## begin Provided data

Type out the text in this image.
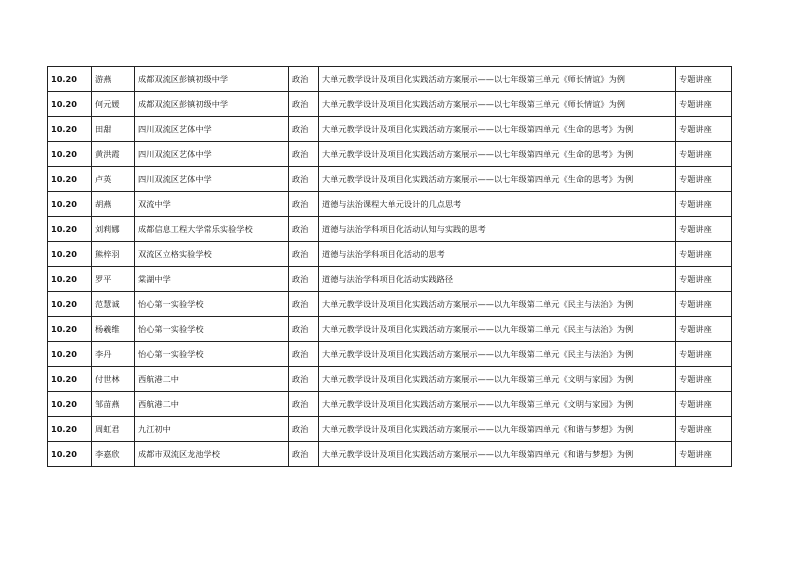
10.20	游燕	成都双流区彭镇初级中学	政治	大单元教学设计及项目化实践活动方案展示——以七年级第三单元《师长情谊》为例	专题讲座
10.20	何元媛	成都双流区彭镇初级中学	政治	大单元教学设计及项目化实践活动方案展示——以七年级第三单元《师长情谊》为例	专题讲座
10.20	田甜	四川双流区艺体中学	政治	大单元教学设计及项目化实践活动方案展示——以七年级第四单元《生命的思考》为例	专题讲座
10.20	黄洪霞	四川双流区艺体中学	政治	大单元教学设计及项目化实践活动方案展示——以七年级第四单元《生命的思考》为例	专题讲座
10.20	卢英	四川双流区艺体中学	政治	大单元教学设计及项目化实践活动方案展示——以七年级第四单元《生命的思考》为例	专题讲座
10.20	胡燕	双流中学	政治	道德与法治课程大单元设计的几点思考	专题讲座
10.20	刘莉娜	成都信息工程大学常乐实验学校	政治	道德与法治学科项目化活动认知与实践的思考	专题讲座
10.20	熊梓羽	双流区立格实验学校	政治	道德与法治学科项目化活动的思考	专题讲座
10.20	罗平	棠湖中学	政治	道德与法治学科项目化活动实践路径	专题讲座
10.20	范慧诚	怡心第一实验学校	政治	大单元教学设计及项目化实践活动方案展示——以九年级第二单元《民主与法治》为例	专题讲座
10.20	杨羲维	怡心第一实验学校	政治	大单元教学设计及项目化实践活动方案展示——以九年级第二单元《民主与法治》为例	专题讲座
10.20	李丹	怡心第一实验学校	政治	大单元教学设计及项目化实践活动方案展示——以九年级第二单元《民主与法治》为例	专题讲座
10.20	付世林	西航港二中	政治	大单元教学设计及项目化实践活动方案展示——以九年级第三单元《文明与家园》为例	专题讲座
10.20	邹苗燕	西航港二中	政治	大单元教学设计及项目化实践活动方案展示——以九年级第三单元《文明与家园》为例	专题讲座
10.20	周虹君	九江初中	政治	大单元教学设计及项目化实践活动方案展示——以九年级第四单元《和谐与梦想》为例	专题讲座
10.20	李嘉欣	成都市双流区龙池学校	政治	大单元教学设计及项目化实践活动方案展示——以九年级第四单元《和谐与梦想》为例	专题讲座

## end Provided data
## begin Provided data

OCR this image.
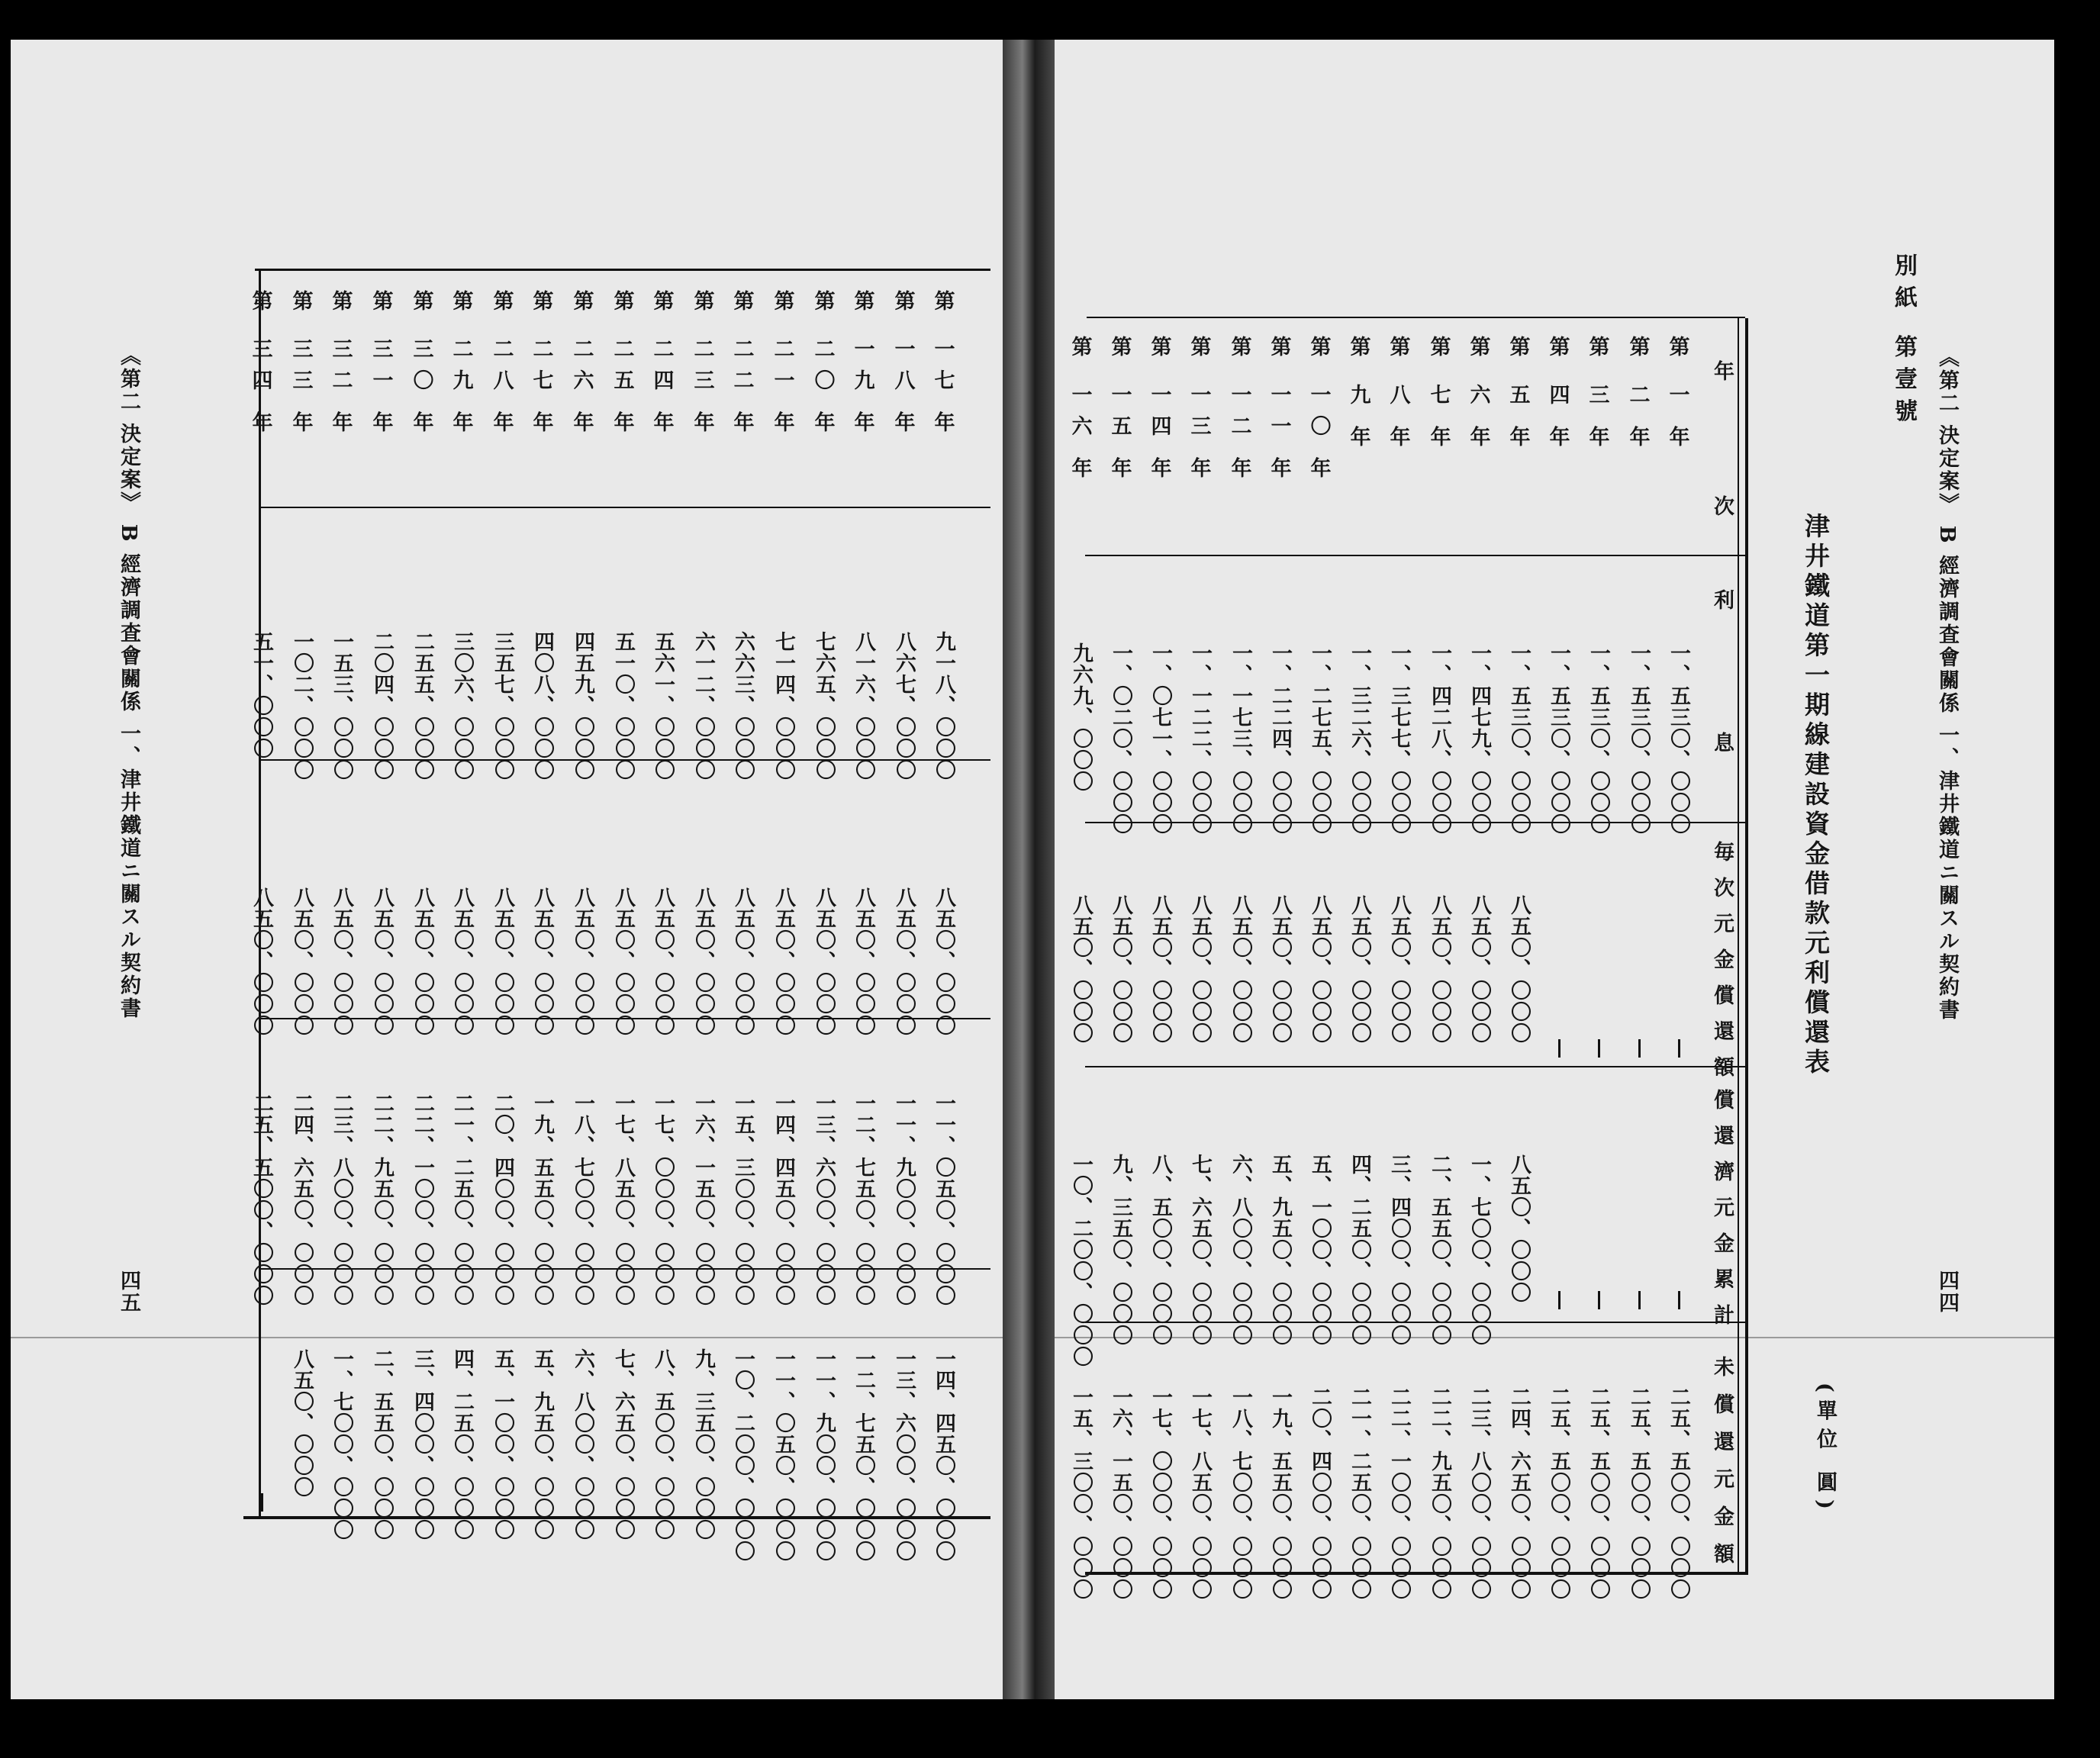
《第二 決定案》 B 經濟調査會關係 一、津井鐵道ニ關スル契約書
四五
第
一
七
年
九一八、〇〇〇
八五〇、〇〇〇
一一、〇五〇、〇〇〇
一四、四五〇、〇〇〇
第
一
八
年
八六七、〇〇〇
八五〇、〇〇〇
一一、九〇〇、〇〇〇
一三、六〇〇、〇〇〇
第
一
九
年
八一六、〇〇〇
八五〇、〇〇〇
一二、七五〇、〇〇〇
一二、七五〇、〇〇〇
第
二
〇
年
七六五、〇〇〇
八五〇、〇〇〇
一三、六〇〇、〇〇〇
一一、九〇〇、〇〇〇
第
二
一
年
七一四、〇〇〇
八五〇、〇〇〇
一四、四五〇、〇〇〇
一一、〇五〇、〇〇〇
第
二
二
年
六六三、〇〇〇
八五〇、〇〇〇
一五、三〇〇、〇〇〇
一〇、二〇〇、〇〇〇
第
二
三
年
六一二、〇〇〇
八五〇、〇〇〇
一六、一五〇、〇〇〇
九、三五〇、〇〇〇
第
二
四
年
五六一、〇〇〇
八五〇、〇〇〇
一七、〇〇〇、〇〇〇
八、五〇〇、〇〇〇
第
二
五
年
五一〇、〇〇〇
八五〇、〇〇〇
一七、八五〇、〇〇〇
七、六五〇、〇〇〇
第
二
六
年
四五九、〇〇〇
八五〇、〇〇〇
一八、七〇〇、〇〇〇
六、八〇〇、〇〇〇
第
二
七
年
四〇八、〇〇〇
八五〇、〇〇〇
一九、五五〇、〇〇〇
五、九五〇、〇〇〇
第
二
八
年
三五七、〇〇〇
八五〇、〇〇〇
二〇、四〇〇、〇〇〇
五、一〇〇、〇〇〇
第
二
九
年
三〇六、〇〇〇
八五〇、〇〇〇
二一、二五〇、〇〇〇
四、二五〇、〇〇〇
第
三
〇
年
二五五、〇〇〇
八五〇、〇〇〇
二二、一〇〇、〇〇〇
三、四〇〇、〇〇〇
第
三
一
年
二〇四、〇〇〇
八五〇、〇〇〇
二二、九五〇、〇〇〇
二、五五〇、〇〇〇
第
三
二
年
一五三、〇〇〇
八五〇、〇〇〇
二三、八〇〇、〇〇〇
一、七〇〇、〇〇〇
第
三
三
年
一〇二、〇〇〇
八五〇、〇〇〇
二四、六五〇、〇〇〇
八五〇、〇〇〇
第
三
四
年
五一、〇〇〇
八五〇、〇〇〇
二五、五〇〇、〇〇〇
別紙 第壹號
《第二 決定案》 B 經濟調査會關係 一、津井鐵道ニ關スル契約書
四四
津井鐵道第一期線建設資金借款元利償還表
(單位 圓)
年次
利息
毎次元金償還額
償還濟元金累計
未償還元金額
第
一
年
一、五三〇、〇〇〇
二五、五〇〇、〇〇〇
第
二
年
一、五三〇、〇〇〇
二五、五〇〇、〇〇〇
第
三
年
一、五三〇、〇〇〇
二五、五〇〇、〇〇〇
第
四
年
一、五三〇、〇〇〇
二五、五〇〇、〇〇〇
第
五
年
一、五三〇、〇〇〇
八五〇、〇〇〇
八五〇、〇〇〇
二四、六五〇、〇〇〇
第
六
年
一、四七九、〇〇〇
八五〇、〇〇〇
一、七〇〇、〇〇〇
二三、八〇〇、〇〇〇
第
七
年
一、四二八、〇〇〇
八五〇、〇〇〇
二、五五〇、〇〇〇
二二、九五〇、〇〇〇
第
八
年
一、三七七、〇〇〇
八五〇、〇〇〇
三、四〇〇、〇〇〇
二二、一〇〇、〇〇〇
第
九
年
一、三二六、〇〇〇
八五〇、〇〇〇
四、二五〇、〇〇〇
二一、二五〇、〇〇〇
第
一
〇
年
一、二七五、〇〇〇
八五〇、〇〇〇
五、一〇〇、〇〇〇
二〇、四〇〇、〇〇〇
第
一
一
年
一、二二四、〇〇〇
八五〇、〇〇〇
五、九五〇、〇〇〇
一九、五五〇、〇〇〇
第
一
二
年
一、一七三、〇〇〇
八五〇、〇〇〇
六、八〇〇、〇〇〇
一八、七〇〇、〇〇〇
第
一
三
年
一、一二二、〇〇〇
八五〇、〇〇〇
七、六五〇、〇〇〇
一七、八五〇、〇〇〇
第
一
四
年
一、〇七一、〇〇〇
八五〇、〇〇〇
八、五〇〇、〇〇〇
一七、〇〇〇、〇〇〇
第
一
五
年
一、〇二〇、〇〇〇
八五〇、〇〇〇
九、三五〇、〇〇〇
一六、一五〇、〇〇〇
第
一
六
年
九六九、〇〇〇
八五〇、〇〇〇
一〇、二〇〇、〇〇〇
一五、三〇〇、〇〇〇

## end Provided data

# Exercise goal
Report the number of lines that include the string "生命的思考"; return nothing but the count.

# Full output
3